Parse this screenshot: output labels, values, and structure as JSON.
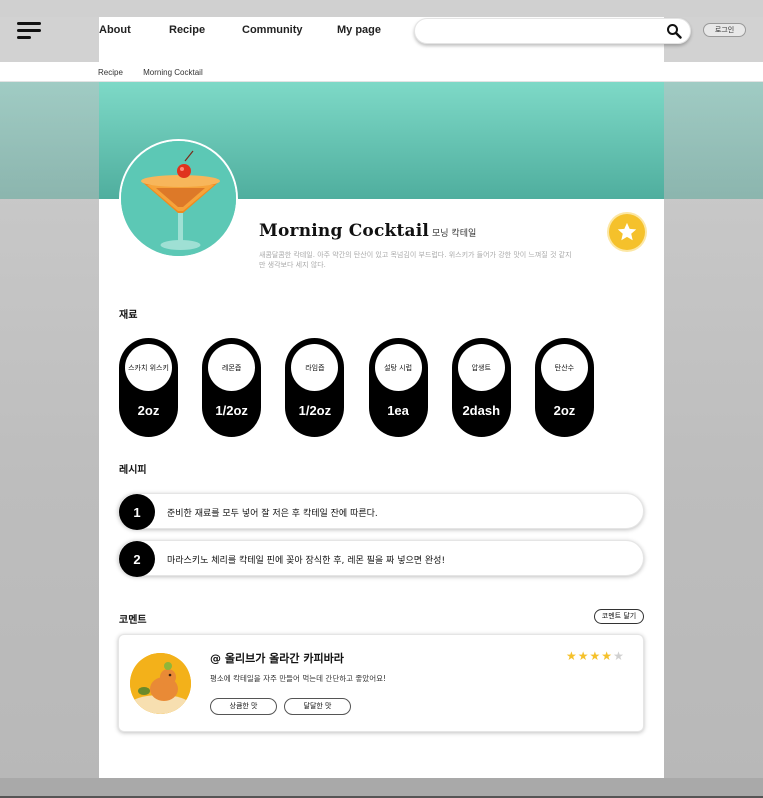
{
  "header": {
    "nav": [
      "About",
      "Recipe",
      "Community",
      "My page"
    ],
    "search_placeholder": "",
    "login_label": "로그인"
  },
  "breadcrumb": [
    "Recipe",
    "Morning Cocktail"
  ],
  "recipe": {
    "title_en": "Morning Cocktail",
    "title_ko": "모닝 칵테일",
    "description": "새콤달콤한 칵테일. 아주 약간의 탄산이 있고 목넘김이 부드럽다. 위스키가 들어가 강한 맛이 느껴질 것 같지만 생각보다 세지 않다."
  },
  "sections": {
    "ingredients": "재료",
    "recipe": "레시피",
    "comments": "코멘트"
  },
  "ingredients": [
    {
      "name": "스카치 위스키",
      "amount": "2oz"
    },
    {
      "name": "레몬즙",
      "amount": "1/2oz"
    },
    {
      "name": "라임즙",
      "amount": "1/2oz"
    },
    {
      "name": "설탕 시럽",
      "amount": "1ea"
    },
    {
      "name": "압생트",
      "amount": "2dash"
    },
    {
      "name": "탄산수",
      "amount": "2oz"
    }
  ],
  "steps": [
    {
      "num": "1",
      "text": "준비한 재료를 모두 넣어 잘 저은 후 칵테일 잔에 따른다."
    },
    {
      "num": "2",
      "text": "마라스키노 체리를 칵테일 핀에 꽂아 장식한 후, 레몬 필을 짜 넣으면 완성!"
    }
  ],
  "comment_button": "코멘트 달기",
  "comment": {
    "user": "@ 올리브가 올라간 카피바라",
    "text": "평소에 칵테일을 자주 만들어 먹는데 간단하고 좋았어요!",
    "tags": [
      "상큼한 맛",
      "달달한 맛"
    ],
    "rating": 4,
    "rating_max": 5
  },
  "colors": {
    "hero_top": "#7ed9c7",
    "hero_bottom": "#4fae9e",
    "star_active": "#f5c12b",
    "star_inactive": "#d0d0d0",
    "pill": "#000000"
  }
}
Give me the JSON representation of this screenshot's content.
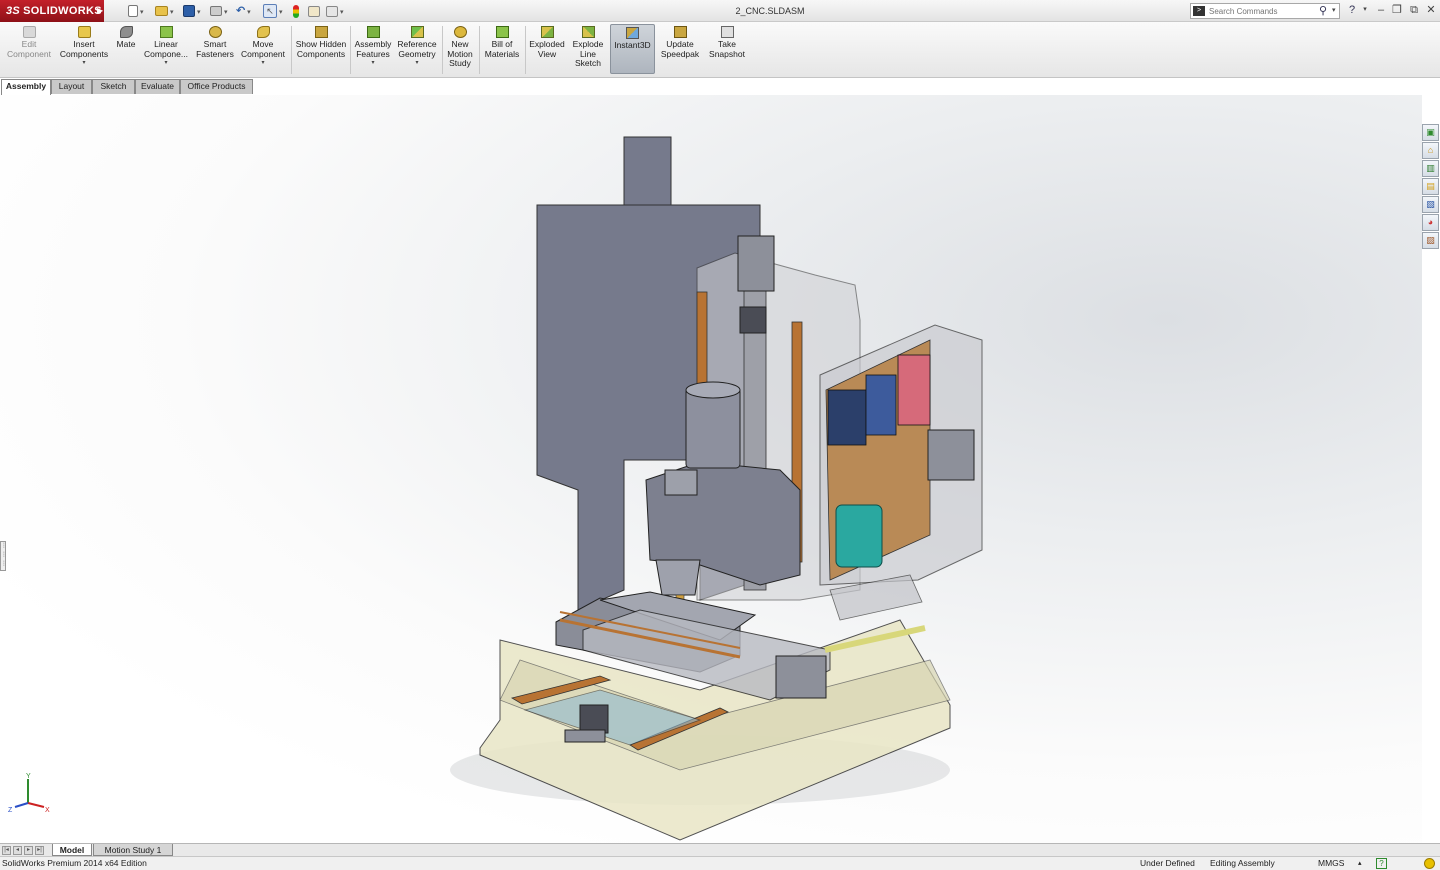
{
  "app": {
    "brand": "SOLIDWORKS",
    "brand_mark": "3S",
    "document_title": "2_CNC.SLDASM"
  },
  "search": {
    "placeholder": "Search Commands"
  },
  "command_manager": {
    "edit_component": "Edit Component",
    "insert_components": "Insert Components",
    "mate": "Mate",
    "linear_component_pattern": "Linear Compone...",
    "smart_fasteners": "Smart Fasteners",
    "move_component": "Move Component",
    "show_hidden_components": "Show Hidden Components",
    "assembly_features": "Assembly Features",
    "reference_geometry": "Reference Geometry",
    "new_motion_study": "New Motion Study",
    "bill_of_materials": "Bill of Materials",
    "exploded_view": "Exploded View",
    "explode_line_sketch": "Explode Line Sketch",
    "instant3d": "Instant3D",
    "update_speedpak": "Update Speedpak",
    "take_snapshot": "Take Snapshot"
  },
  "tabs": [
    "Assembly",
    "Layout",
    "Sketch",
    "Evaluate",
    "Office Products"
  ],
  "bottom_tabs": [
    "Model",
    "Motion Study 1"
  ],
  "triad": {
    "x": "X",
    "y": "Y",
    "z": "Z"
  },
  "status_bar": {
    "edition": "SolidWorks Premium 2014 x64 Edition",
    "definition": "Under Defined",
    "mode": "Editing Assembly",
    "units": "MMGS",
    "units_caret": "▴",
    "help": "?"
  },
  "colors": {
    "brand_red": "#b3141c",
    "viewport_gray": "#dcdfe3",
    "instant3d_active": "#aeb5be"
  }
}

### Problem description
Using the listing above, return all lines where the word "screenshot" occurs.

### Correct result
Parse this screenshot: output labels, values, and structure as JSON.
Give me the JSON representation of this screenshot's content.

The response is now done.